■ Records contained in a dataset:
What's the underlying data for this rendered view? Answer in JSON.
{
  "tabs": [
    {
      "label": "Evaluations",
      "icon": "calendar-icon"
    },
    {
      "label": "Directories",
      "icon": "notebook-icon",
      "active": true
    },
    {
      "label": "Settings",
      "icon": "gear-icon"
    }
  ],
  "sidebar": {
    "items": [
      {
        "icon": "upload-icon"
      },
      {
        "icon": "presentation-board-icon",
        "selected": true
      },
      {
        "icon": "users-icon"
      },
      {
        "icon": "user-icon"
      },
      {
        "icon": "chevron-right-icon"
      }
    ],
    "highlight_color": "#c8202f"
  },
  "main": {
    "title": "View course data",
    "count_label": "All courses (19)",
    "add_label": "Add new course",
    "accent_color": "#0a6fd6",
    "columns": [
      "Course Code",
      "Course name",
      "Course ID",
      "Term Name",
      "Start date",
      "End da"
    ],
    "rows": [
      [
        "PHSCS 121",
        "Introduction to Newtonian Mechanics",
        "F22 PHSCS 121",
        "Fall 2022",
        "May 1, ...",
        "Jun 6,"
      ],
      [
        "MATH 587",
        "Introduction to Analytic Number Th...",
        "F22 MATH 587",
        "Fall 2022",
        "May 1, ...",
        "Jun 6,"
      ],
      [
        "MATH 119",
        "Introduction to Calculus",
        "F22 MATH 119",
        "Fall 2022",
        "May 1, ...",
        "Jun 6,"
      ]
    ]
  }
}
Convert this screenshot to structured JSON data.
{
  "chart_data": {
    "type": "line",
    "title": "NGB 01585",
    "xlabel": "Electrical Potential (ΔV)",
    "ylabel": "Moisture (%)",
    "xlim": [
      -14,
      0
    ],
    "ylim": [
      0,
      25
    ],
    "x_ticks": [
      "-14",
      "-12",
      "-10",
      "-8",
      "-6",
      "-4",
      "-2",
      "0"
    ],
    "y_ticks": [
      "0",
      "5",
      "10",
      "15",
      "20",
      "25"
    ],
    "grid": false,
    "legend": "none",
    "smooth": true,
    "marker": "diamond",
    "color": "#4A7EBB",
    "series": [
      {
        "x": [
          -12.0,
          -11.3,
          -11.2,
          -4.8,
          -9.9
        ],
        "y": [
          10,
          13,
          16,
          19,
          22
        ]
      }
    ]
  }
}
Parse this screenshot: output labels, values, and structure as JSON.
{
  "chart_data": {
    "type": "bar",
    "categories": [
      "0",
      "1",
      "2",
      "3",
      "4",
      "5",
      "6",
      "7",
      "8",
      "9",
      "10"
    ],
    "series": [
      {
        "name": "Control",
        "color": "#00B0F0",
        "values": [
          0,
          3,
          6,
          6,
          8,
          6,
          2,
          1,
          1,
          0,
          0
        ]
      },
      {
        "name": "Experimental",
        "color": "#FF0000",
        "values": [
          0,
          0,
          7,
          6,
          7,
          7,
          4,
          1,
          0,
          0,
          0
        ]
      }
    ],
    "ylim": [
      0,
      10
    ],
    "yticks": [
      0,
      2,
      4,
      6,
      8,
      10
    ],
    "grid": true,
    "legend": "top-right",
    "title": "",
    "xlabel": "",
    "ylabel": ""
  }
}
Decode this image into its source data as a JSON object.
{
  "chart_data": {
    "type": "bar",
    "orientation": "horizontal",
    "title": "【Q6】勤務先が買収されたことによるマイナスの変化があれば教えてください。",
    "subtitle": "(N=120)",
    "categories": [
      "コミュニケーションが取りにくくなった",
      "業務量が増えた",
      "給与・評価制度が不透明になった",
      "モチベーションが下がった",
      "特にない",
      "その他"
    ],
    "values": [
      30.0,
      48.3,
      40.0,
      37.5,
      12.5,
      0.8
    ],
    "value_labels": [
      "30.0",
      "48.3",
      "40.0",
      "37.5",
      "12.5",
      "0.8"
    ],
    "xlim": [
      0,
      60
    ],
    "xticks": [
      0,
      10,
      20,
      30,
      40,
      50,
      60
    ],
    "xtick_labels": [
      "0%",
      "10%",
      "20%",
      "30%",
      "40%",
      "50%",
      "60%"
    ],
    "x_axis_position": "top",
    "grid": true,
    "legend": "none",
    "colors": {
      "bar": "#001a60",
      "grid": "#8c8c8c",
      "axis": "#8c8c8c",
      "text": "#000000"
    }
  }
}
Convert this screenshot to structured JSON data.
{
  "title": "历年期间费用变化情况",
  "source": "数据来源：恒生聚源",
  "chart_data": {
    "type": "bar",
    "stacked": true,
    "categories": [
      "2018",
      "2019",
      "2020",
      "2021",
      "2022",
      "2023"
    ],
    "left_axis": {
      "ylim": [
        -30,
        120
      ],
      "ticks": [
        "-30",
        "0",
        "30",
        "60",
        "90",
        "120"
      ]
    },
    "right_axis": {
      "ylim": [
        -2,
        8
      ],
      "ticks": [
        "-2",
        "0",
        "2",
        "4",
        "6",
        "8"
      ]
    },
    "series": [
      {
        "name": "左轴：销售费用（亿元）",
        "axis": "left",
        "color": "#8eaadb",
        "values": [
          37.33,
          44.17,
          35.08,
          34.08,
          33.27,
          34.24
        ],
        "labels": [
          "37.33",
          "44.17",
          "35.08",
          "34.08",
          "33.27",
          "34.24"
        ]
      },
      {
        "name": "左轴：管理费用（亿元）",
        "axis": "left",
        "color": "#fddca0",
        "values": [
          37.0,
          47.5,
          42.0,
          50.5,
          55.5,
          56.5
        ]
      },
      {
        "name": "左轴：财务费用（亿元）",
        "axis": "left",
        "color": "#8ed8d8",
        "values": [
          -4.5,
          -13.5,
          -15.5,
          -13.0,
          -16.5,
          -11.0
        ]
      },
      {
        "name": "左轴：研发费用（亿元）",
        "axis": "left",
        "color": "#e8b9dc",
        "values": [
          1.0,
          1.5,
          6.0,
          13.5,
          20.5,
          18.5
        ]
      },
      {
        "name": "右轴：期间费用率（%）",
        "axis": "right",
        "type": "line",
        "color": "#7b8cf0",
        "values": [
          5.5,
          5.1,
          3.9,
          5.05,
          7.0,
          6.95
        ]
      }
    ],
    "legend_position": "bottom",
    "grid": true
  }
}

■ Task requirements: Using the listing above, please repeat every entry exactly.

■ Task result:
What's the underlying data for this rendered view? Answer in JSON.
{
  "tabs": [
    {
      "label": "Evaluations",
      "icon": "calendar-icon"
    },
    {
      "label": "Directories",
      "icon": "notebook-icon",
      "active": true
    },
    {
      "label": "Settings",
      "icon": "gear-icon"
    }
  ],
  "sidebar": {
    "items": [
      {
        "icon": "upload-icon"
      },
      {
        "icon": "presentation-board-icon",
        "selected": true
      },
      {
        "icon": "users-icon"
      },
      {
        "icon": "user-icon"
      },
      {
        "icon": "chevron-right-icon"
      }
    ],
    "highlight_color": "#c8202f"
  },
  "main": {
    "title": "View course data",
    "count_label": "All courses (19)",
    "add_label": "Add new course",
    "accent_color": "#0a6fd6",
    "columns": [
      "Course Code",
      "Course name",
      "Course ID",
      "Term Name",
      "Start date",
      "End da"
    ],
    "rows": [
      [
        "PHSCS 121",
        "Introduction to Newtonian Mechanics",
        "F22 PHSCS 121",
        "Fall 2022",
        "May 1, ...",
        "Jun 6,"
      ],
      [
        "MATH 587",
        "Introduction to Analytic Number Th...",
        "F22 MATH 587",
        "Fall 2022",
        "May 1, ...",
        "Jun 6,"
      ],
      [
        "MATH 119",
        "Introduction to Calculus",
        "F22 MATH 119",
        "Fall 2022",
        "May 1, ...",
        "Jun 6,"
      ]
    ]
  }
}
Convert this screenshot to structured JSON data.
{
  "chart_data": {
    "type": "line",
    "title": "NGB 01585",
    "xlabel": "Electrical Potential (ΔV)",
    "ylabel": "Moisture (%)",
    "xlim": [
      -14,
      0
    ],
    "ylim": [
      0,
      25
    ],
    "x_ticks": [
      "-14",
      "-12",
      "-10",
      "-8",
      "-6",
      "-4",
      "-2",
      "0"
    ],
    "y_ticks": [
      "0",
      "5",
      "10",
      "15",
      "20",
      "25"
    ],
    "grid": false,
    "legend": "none",
    "smooth": true,
    "marker": "diamond",
    "color": "#4A7EBB",
    "series": [
      {
        "x": [
          -12.0,
          -11.3,
          -11.2,
          -4.8,
          -9.9
        ],
        "y": [
          10,
          13,
          16,
          19,
          22
        ]
      }
    ]
  }
}
Parse this screenshot: output labels, values, and structure as JSON.
{
  "chart_data": {
    "type": "bar",
    "categories": [
      "0",
      "1",
      "2",
      "3",
      "4",
      "5",
      "6",
      "7",
      "8",
      "9",
      "10"
    ],
    "series": [
      {
        "name": "Control",
        "color": "#00B0F0",
        "values": [
          0,
          3,
          6,
          6,
          8,
          6,
          2,
          1,
          1,
          0,
          0
        ]
      },
      {
        "name": "Experimental",
        "color": "#FF0000",
        "values": [
          0,
          0,
          7,
          6,
          7,
          7,
          4,
          1,
          0,
          0,
          0
        ]
      }
    ],
    "ylim": [
      0,
      10
    ],
    "yticks": [
      0,
      2,
      4,
      6,
      8,
      10
    ],
    "grid": true,
    "legend": "top-right",
    "title": "",
    "xlabel": "",
    "ylabel": ""
  }
}
Decode this image into its source data as a JSON object.
{
  "chart_data": {
    "type": "bar",
    "orientation": "horizontal",
    "title": "【Q6】勤務先が買収されたことによるマイナスの変化があれば教えてください。",
    "subtitle": "(N=120)",
    "categories": [
      "コミュニケーションが取りにくくなった",
      "業務量が増えた",
      "給与・評価制度が不透明になった",
      "モチベーションが下がった",
      "特にない",
      "その他"
    ],
    "values": [
      30.0,
      48.3,
      40.0,
      37.5,
      12.5,
      0.8
    ],
    "value_labels": [
      "30.0",
      "48.3",
      "40.0",
      "37.5",
      "12.5",
      "0.8"
    ],
    "xlim": [
      0,
      60
    ],
    "xticks": [
      0,
      10,
      20,
      30,
      40,
      50,
      60
    ],
    "xtick_labels": [
      "0%",
      "10%",
      "20%",
      "30%",
      "40%",
      "50%",
      "60%"
    ],
    "x_axis_position": "top",
    "grid": true,
    "legend": "none",
    "colors": {
      "bar": "#001a60",
      "grid": "#8c8c8c",
      "axis": "#8c8c8c",
      "text": "#000000"
    }
  }
}
Convert this screenshot to structured JSON data.
{
  "title": "历年期间费用变化情况",
  "source": "数据来源：恒生聚源",
  "chart_data": {
    "type": "bar",
    "stacked": true,
    "categories": [
      "2018",
      "2019",
      "2020",
      "2021",
      "2022",
      "2023"
    ],
    "left_axis": {
      "ylim": [
        -30,
        120
      ],
      "ticks": [
        "-30",
        "0",
        "30",
        "60",
        "90",
        "120"
      ]
    },
    "right_axis": {
      "ylim": [
        -2,
        8
      ],
      "ticks": [
        "-2",
        "0",
        "2",
        "4",
        "6",
        "8"
      ]
    },
    "series": [
      {
        "name": "左轴：销售费用（亿元）",
        "axis": "left",
        "color": "#8eaadb",
        "values": [
          37.33,
          44.17,
          35.08,
          34.08,
          33.27,
          34.24
        ],
        "labels": [
          "37.33",
          "44.17",
          "35.08",
          "34.08",
          "33.27",
          "34.24"
        ]
      },
      {
        "name": "左轴：管理费用（亿元）",
        "axis": "left",
        "color": "#fddca0",
        "values": [
          37.0,
          47.5,
          42.0,
          50.5,
          55.5,
          56.5
        ]
      },
      {
        "name": "左轴：财务费用（亿元）",
        "axis": "left",
        "color": "#8ed8d8",
        "values": [
          -4.5,
          -13.5,
          -15.5,
          -13.0,
          -16.5,
          -11.0
        ]
      },
      {
        "name": "左轴：研发费用（亿元）",
        "axis": "left",
        "color": "#e8b9dc",
        "values": [
          1.0,
          1.5,
          6.0,
          13.5,
          20.5,
          18.5
        ]
      },
      {
        "name": "右轴：期间费用率（%）",
        "axis": "right",
        "type": "line",
        "color": "#7b8cf0",
        "values": [
          5.5,
          5.1,
          3.9,
          5.05,
          7.0,
          6.95
        ]
      }
    ],
    "legend_position": "bottom",
    "grid": true
  }
}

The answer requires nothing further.